• _Available records_:
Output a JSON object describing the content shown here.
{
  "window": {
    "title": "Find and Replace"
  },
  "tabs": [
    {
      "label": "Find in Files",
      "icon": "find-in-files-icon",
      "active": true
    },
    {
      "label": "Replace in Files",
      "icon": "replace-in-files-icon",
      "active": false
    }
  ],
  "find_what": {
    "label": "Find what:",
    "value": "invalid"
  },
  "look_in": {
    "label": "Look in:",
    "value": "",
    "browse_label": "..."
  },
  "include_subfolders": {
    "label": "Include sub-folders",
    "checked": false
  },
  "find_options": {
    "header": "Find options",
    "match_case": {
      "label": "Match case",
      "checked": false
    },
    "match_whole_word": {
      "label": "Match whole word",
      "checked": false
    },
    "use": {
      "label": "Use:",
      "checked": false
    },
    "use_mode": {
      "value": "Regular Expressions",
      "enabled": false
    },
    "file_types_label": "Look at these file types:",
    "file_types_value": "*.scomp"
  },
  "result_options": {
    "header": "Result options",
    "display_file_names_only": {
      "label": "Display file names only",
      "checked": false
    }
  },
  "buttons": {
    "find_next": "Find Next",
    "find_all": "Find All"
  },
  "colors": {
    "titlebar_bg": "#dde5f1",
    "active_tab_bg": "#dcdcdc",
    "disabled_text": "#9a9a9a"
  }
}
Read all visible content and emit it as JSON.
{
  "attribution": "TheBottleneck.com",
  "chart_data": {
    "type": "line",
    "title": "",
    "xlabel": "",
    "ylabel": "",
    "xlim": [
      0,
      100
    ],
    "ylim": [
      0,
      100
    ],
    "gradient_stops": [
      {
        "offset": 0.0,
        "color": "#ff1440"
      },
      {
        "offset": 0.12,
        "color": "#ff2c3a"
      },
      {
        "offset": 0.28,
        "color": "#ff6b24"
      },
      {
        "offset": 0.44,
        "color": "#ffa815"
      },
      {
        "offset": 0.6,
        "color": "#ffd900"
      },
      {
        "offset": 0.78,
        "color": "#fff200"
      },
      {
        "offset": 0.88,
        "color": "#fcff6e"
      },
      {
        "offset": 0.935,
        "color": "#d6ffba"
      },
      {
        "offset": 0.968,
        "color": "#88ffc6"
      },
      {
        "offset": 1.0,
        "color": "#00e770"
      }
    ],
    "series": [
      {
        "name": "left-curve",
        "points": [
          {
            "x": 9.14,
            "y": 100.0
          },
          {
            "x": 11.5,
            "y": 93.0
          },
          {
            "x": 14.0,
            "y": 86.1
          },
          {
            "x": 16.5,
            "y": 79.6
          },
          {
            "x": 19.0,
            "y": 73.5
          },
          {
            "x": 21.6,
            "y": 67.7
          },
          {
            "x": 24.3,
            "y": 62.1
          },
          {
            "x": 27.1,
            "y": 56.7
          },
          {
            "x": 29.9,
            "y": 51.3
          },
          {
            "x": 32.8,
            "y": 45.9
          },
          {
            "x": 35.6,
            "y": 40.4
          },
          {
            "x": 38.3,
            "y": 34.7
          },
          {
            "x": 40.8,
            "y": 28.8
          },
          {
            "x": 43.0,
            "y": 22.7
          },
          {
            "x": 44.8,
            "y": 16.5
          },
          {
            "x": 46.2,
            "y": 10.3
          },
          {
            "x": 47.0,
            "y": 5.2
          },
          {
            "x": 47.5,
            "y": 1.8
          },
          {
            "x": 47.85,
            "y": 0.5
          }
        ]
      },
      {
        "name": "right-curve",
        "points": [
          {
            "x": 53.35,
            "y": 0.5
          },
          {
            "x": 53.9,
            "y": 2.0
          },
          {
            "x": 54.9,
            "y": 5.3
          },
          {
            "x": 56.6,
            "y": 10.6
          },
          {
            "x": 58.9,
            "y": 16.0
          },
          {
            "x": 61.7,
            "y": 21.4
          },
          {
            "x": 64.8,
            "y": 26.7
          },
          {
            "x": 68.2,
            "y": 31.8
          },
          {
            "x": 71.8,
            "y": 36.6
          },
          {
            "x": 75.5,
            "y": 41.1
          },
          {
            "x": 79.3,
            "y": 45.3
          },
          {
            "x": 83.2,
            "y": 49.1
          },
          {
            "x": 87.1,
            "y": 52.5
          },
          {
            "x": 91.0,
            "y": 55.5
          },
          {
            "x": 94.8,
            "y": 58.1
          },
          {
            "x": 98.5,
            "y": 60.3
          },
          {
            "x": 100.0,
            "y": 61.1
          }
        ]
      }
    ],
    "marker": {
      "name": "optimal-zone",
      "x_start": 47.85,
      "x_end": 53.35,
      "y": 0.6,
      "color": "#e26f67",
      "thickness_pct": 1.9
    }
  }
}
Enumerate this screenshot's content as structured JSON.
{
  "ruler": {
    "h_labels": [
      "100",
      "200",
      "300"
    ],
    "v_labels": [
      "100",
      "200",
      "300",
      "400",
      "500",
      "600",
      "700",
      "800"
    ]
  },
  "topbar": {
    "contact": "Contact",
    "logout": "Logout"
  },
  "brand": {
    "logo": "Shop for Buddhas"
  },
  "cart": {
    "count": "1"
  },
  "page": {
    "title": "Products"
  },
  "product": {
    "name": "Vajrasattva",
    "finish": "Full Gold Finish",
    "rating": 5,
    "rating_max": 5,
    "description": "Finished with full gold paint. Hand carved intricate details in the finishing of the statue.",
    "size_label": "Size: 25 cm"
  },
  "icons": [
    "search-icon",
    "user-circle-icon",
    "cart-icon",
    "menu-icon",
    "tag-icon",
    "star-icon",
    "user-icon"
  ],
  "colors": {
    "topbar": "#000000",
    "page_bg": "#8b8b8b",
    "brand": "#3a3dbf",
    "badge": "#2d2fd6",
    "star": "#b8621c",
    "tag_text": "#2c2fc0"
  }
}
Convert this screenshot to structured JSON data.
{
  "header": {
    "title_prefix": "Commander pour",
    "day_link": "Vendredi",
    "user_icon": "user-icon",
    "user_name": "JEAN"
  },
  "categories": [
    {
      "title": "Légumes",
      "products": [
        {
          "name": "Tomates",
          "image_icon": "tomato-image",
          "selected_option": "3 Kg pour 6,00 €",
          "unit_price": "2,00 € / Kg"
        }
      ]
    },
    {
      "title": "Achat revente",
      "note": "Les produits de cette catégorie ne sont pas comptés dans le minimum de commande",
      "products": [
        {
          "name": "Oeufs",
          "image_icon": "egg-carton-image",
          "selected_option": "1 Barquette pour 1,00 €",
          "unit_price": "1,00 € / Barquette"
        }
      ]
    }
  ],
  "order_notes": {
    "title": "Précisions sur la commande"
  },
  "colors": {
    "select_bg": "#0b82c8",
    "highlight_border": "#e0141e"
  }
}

• _Work to complete_: Copy the material above verbatim.

• _Answer for this exercise_:
Output a JSON object describing the content shown here.
{
  "window": {
    "title": "Find and Replace"
  },
  "tabs": [
    {
      "label": "Find in Files",
      "icon": "find-in-files-icon",
      "active": true
    },
    {
      "label": "Replace in Files",
      "icon": "replace-in-files-icon",
      "active": false
    }
  ],
  "find_what": {
    "label": "Find what:",
    "value": "invalid"
  },
  "look_in": {
    "label": "Look in:",
    "value": "",
    "browse_label": "..."
  },
  "include_subfolders": {
    "label": "Include sub-folders",
    "checked": false
  },
  "find_options": {
    "header": "Find options",
    "match_case": {
      "label": "Match case",
      "checked": false
    },
    "match_whole_word": {
      "label": "Match whole word",
      "checked": false
    },
    "use": {
      "label": "Use:",
      "checked": false
    },
    "use_mode": {
      "value": "Regular Expressions",
      "enabled": false
    },
    "file_types_label": "Look at these file types:",
    "file_types_value": "*.scomp"
  },
  "result_options": {
    "header": "Result options",
    "display_file_names_only": {
      "label": "Display file names only",
      "checked": false
    }
  },
  "buttons": {
    "find_next": "Find Next",
    "find_all": "Find All"
  },
  "colors": {
    "titlebar_bg": "#dde5f1",
    "active_tab_bg": "#dcdcdc",
    "disabled_text": "#9a9a9a"
  }
}
Read all visible content and emit it as JSON.
{
  "attribution": "TheBottleneck.com",
  "chart_data": {
    "type": "line",
    "title": "",
    "xlabel": "",
    "ylabel": "",
    "xlim": [
      0,
      100
    ],
    "ylim": [
      0,
      100
    ],
    "gradient_stops": [
      {
        "offset": 0.0,
        "color": "#ff1440"
      },
      {
        "offset": 0.12,
        "color": "#ff2c3a"
      },
      {
        "offset": 0.28,
        "color": "#ff6b24"
      },
      {
        "offset": 0.44,
        "color": "#ffa815"
      },
      {
        "offset": 0.6,
        "color": "#ffd900"
      },
      {
        "offset": 0.78,
        "color": "#fff200"
      },
      {
        "offset": 0.88,
        "color": "#fcff6e"
      },
      {
        "offset": 0.935,
        "color": "#d6ffba"
      },
      {
        "offset": 0.968,
        "color": "#88ffc6"
      },
      {
        "offset": 1.0,
        "color": "#00e770"
      }
    ],
    "series": [
      {
        "name": "left-curve",
        "points": [
          {
            "x": 9.14,
            "y": 100.0
          },
          {
            "x": 11.5,
            "y": 93.0
          },
          {
            "x": 14.0,
            "y": 86.1
          },
          {
            "x": 16.5,
            "y": 79.6
          },
          {
            "x": 19.0,
            "y": 73.5
          },
          {
            "x": 21.6,
            "y": 67.7
          },
          {
            "x": 24.3,
            "y": 62.1
          },
          {
            "x": 27.1,
            "y": 56.7
          },
          {
            "x": 29.9,
            "y": 51.3
          },
          {
            "x": 32.8,
            "y": 45.9
          },
          {
            "x": 35.6,
            "y": 40.4
          },
          {
            "x": 38.3,
            "y": 34.7
          },
          {
            "x": 40.8,
            "y": 28.8
          },
          {
            "x": 43.0,
            "y": 22.7
          },
          {
            "x": 44.8,
            "y": 16.5
          },
          {
            "x": 46.2,
            "y": 10.3
          },
          {
            "x": 47.0,
            "y": 5.2
          },
          {
            "x": 47.5,
            "y": 1.8
          },
          {
            "x": 47.85,
            "y": 0.5
          }
        ]
      },
      {
        "name": "right-curve",
        "points": [
          {
            "x": 53.35,
            "y": 0.5
          },
          {
            "x": 53.9,
            "y": 2.0
          },
          {
            "x": 54.9,
            "y": 5.3
          },
          {
            "x": 56.6,
            "y": 10.6
          },
          {
            "x": 58.9,
            "y": 16.0
          },
          {
            "x": 61.7,
            "y": 21.4
          },
          {
            "x": 64.8,
            "y": 26.7
          },
          {
            "x": 68.2,
            "y": 31.8
          },
          {
            "x": 71.8,
            "y": 36.6
          },
          {
            "x": 75.5,
            "y": 41.1
          },
          {
            "x": 79.3,
            "y": 45.3
          },
          {
            "x": 83.2,
            "y": 49.1
          },
          {
            "x": 87.1,
            "y": 52.5
          },
          {
            "x": 91.0,
            "y": 55.5
          },
          {
            "x": 94.8,
            "y": 58.1
          },
          {
            "x": 98.5,
            "y": 60.3
          },
          {
            "x": 100.0,
            "y": 61.1
          }
        ]
      }
    ],
    "marker": {
      "name": "optimal-zone",
      "x_start": 47.85,
      "x_end": 53.35,
      "y": 0.6,
      "color": "#e26f67",
      "thickness_pct": 1.9
    }
  }
}
Enumerate this screenshot's content as structured JSON.
{
  "ruler": {
    "h_labels": [
      "100",
      "200",
      "300"
    ],
    "v_labels": [
      "100",
      "200",
      "300",
      "400",
      "500",
      "600",
      "700",
      "800"
    ]
  },
  "topbar": {
    "contact": "Contact",
    "logout": "Logout"
  },
  "brand": {
    "logo": "Shop for Buddhas"
  },
  "cart": {
    "count": "1"
  },
  "page": {
    "title": "Products"
  },
  "product": {
    "name": "Vajrasattva",
    "finish": "Full Gold Finish",
    "rating": 5,
    "rating_max": 5,
    "description": "Finished with full gold paint. Hand carved intricate details in the finishing of the statue.",
    "size_label": "Size: 25 cm"
  },
  "icons": [
    "search-icon",
    "user-circle-icon",
    "cart-icon",
    "menu-icon",
    "tag-icon",
    "star-icon",
    "user-icon"
  ],
  "colors": {
    "topbar": "#000000",
    "page_bg": "#8b8b8b",
    "brand": "#3a3dbf",
    "badge": "#2d2fd6",
    "star": "#b8621c",
    "tag_text": "#2c2fc0"
  }
}
Convert this screenshot to structured JSON data.
{
  "header": {
    "title_prefix": "Commander pour",
    "day_link": "Vendredi",
    "user_icon": "user-icon",
    "user_name": "JEAN"
  },
  "categories": [
    {
      "title": "Légumes",
      "products": [
        {
          "name": "Tomates",
          "image_icon": "tomato-image",
          "selected_option": "3 Kg pour 6,00 €",
          "unit_price": "2,00 € / Kg"
        }
      ]
    },
    {
      "title": "Achat revente",
      "note": "Les produits de cette catégorie ne sont pas comptés dans le minimum de commande",
      "products": [
        {
          "name": "Oeufs",
          "image_icon": "egg-carton-image",
          "selected_option": "1 Barquette pour 1,00 €",
          "unit_price": "1,00 € / Barquette"
        }
      ]
    }
  ],
  "order_notes": {
    "title": "Précisions sur la commande"
  },
  "colors": {
    "select_bg": "#0b82c8",
    "highlight_border": "#e0141e"
  }
}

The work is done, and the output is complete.